The task — In how many lines of the records does "opbrengstderving" appear? Answer with one number.

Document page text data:

= Beginning of Section =

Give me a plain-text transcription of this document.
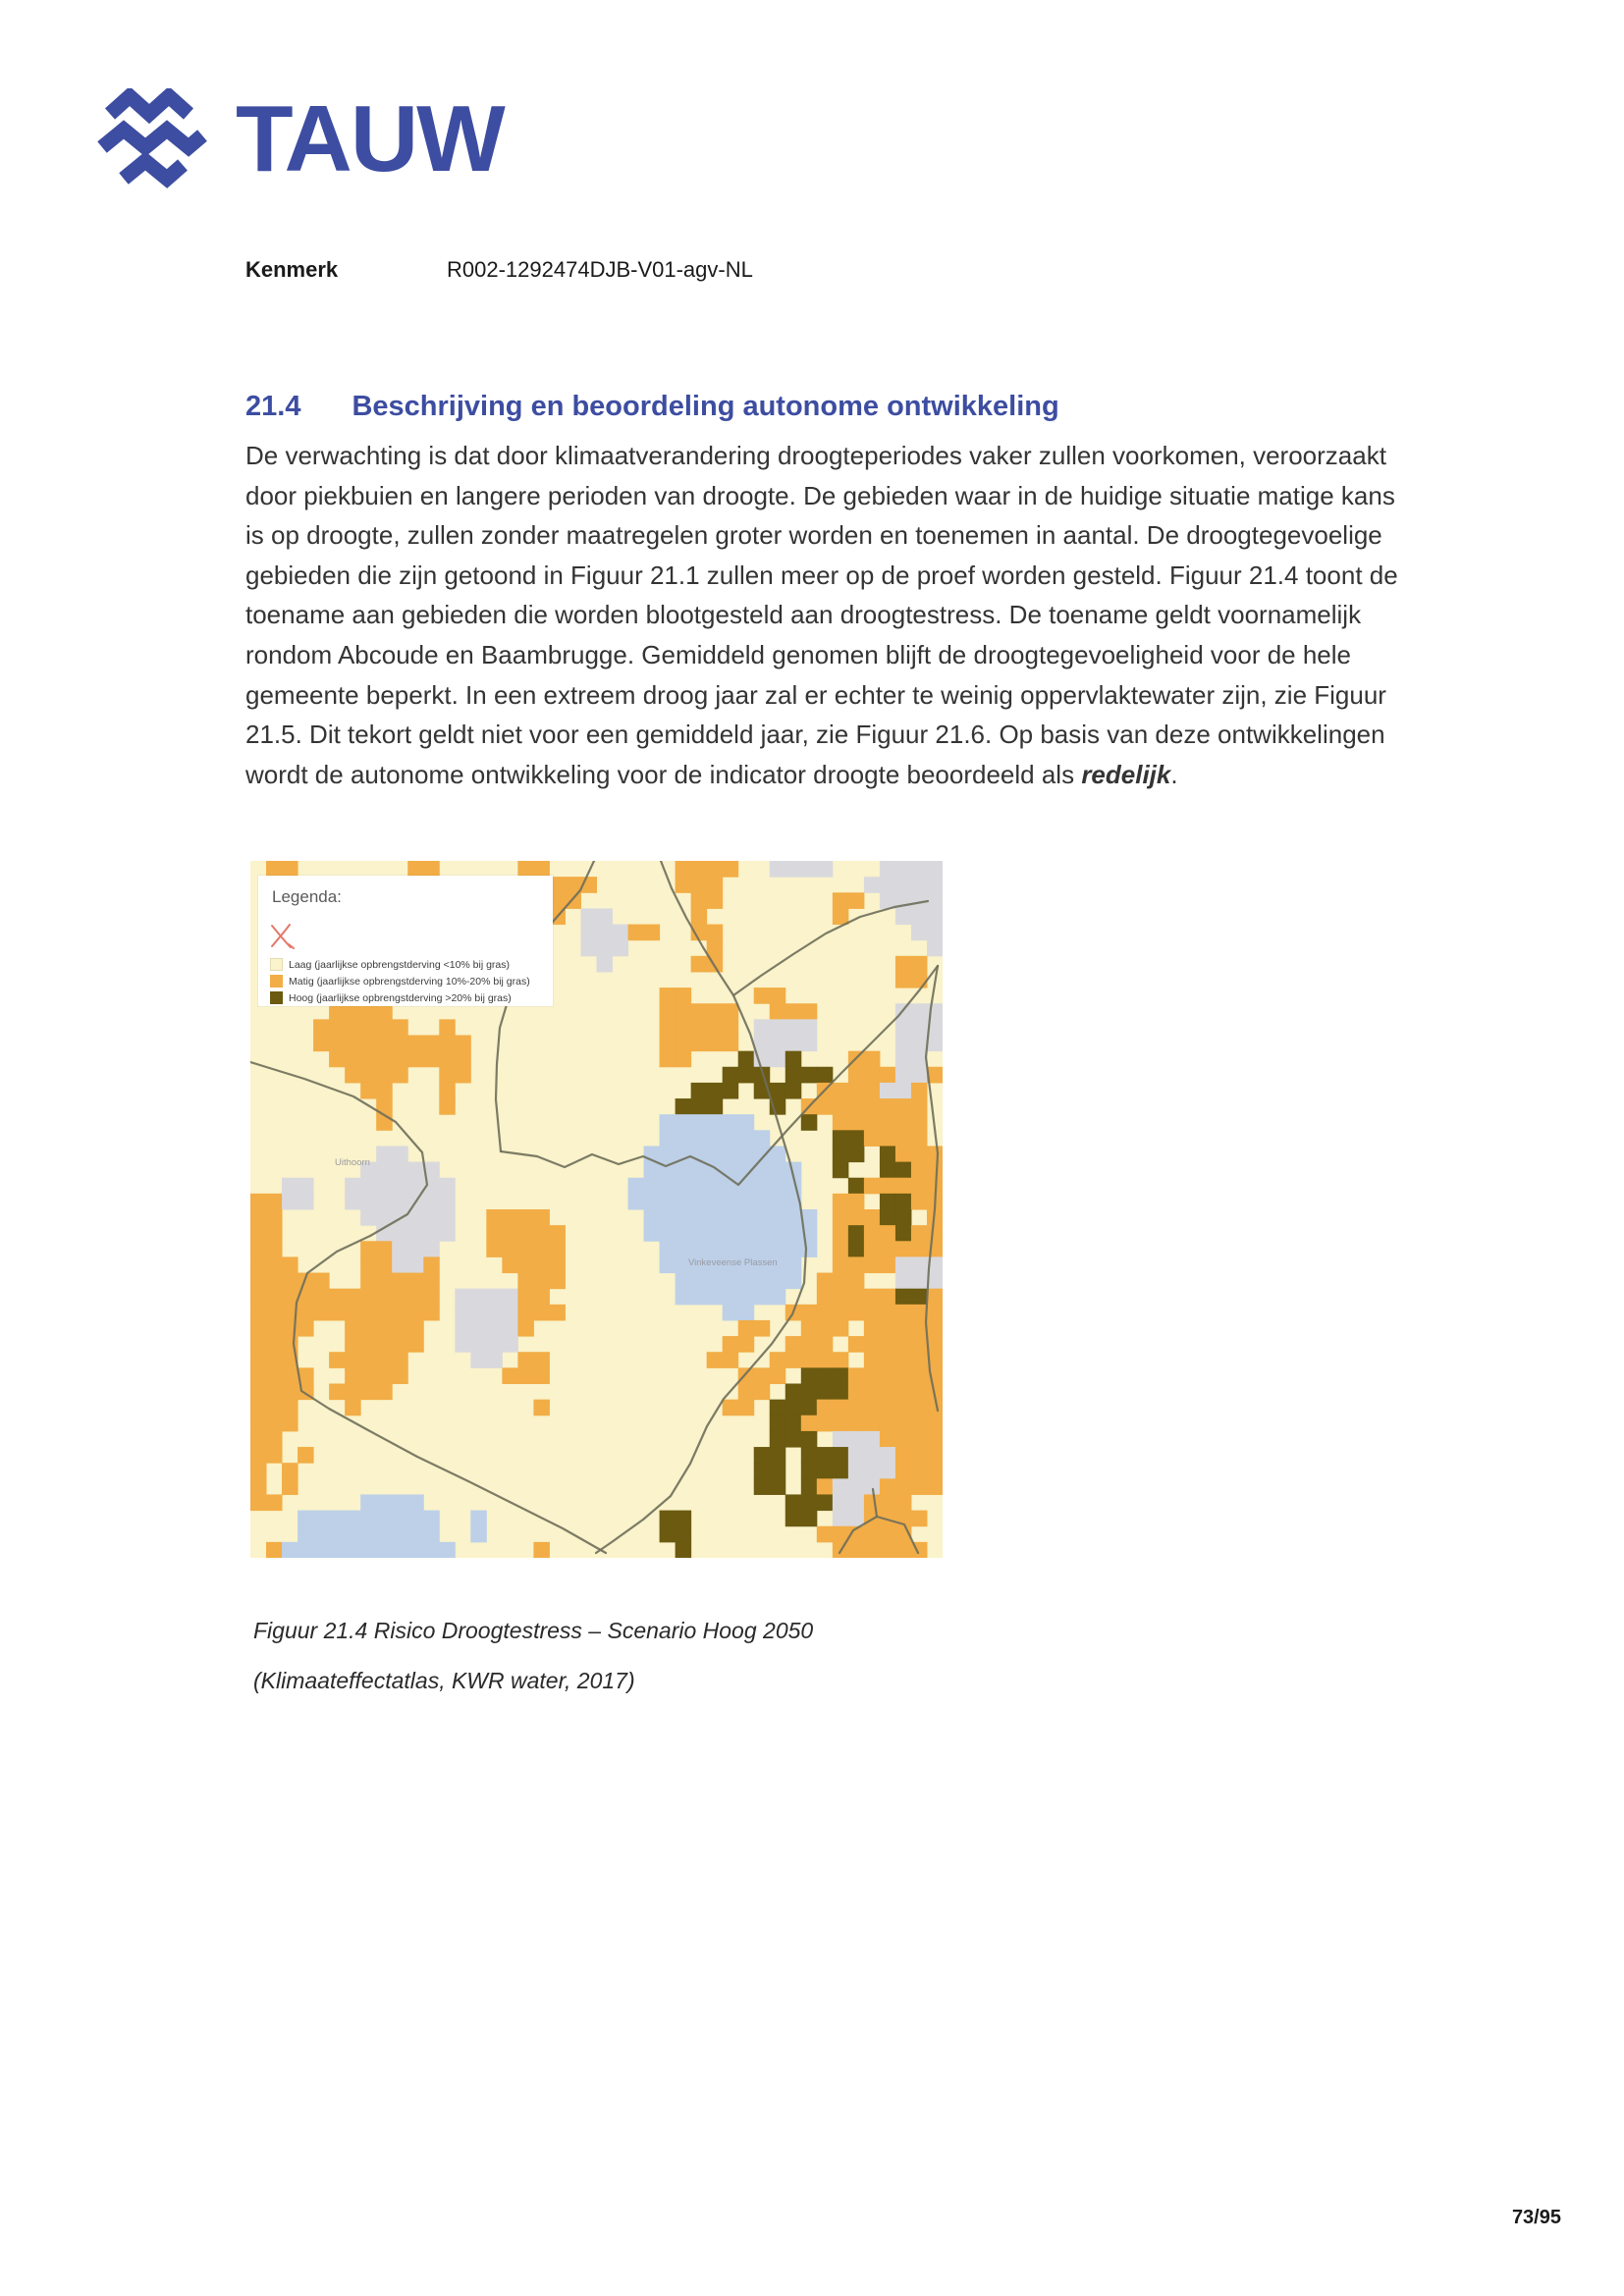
TAUW
Kenmerk	R002-1292474DJB-V01-agv-NL
21.4 Beschrijving en beoordeling autonome ontwikkeling
De verwachting is dat door klimaatverandering droogteperiodes vaker zullen voorkomen, veroorzaakt door piekbuien en langere perioden van droogte. De gebieden waar in de huidige situatie matige kans is op droogte, zullen zonder maatregelen groter worden en toenemen in aantal. De droogtegevoelige gebieden die zijn getoond in Figuur 21.1 zullen meer op de proef worden gesteld. Figuur 21.4 toont de toename aan gebieden die worden blootgesteld aan droogtestress. De toename geldt voornamelijk rondom Abcoude en Baambrugge. Gemiddeld genomen blijft de droogtegevoeligheid voor de hele gemeente beperkt. In een extreem droog jaar zal er echter te weinig oppervlaktewater zijn, zie Figuur 21.5. Dit tekort geldt niet voor een gemiddeld jaar, zie Figuur 21.6. Op basis van deze ontwikkelingen wordt de autonome ontwikkeling voor de indicator droogte beoordeeld als redelijk.
Uithoorn
Vinkeveense Plassen
Legenda:
Laag (jaarlijkse opbrengstderving <10% bij gras)
Matig (jaarlijkse opbrengstderving 10%-20% bij gras)
Hoog (jaarlijkse opbrengstderving >20% bij gras)
Figuur 21.4 Risico Droogtestress – Scenario Hoog 2050
(Klimaateffectatlas, KWR water, 2017)
73/95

= End of Section =

Answer space — 3